(SUPPLIED ENTRIES)
-- start --

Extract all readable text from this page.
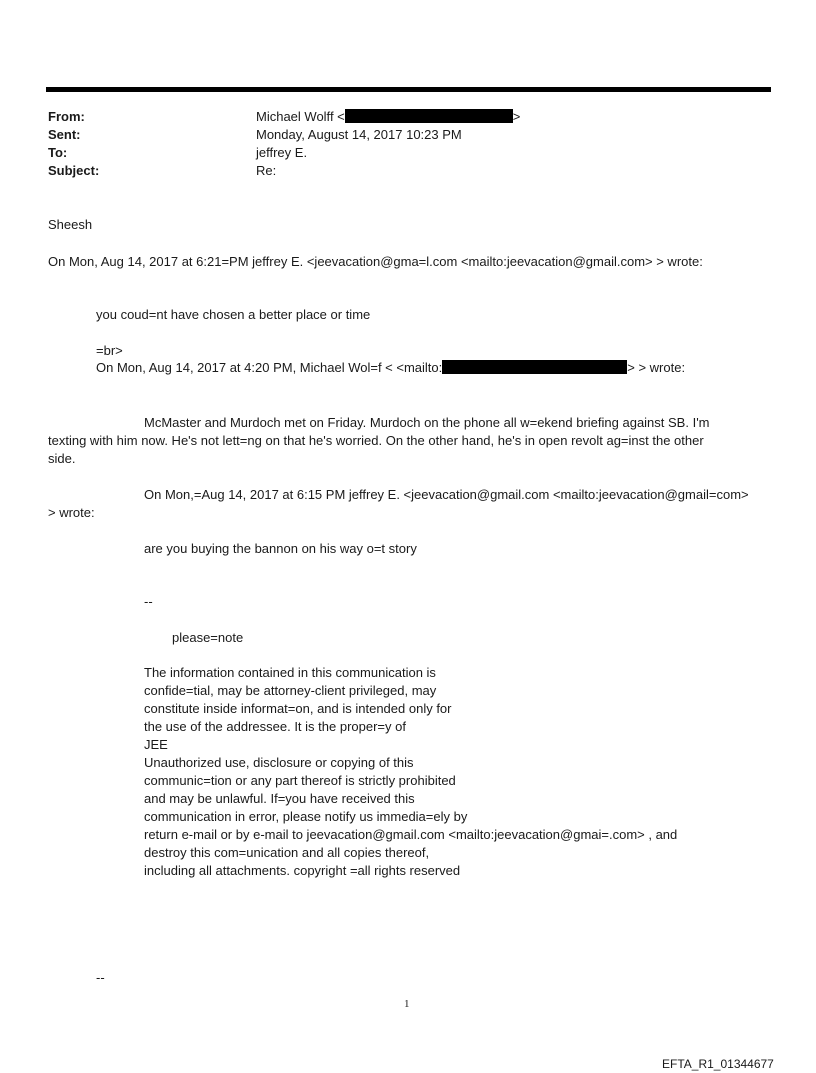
From:	Michael Wolff <	>
Sent:	Monday, August 14, 2017 10:23 PM
To:	jeffrey E.
Subject:	Re:
Sheesh
On Mon, Aug 14, 2017 at 6:21=PM jeffrey E. <jeevacation@gma=l.com <mailto:jeevacation@gmail.com> > wrote:
you coud=nt have chosen a better place or time
=br>
On Mon, Aug 14, 2017 at 4:20 PM, Michael Wol=f < <mailto:	> > wrote:
McMaster and Murdoch met on Friday. Murdoch on the phone all w=ekend briefing against SB. I'm
texting with him now. He's not lett=ng on that he's worried. On the other hand, he's in open revolt ag=inst the other
side.
On Mon,=Aug 14, 2017 at 6:15 PM jeffrey E. <jeevacation@gmail.com <mailto:jeevacation@gmail=com>
> wrote:
are you buying the bannon on his way o=t story
--
please=note
The information contained in this communication is
confide=tial, may be attorney-client privileged, may
constitute inside informat=on, and is intended only for
the use of the addressee. It is the proper=y of
JEE
Unauthorized use, disclosure or copying of this
communic=tion or any part thereof is strictly prohibited
and may be unlawful. If=you have received this
communication in error, please notify us immedia=ely by
return e-mail or by e-mail to jeevacation@gmail.com <mailto:jeevacation@gmai=.com> , and
destroy this com=unication and all copies thereof,
including all attachments. copyright =all rights reserved
--
1
EFTA_R1_01344677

-- end --

(EXERCISE DETAILS)
Leave out the pictures and give the rest of the records again exactly.

(SOLUTION)
Extract all readable text from this page.
From:	Michael Wolff <	>
Sent:	Monday, August 14, 2017 10:23 PM
To:	jeffrey E.
Subject:	Re:
Sheesh
On Mon, Aug 14, 2017 at 6:21=PM jeffrey E. <jeevacation@gma=l.com <mailto:jeevacation@gmail.com> > wrote:
you coud=nt have chosen a better place or time
=br>
On Mon, Aug 14, 2017 at 4:20 PM, Michael Wol=f < <mailto:	> > wrote:
McMaster and Murdoch met on Friday. Murdoch on the phone all w=ekend briefing against SB. I'm
texting with him now. He's not lett=ng on that he's worried. On the other hand, he's in open revolt ag=inst the other
side.
On Mon,=Aug 14, 2017 at 6:15 PM jeffrey E. <jeevacation@gmail.com <mailto:jeevacation@gmail=com>
> wrote:
are you buying the bannon on his way o=t story
--
please=note
The information contained in this communication is
confide=tial, may be attorney-client privileged, may
constitute inside informat=on, and is intended only for
the use of the addressee. It is the proper=y of
JEE
Unauthorized use, disclosure or copying of this
communic=tion or any part thereof is strictly prohibited
and may be unlawful. If=you have received this
communication in error, please notify us immedia=ely by
return e-mail or by e-mail to jeevacation@gmail.com <mailto:jeevacation@gmai=.com> , and
destroy this com=unication and all copies thereof,
including all attachments. copyright =all rights reserved
--
1
EFTA_R1_01344677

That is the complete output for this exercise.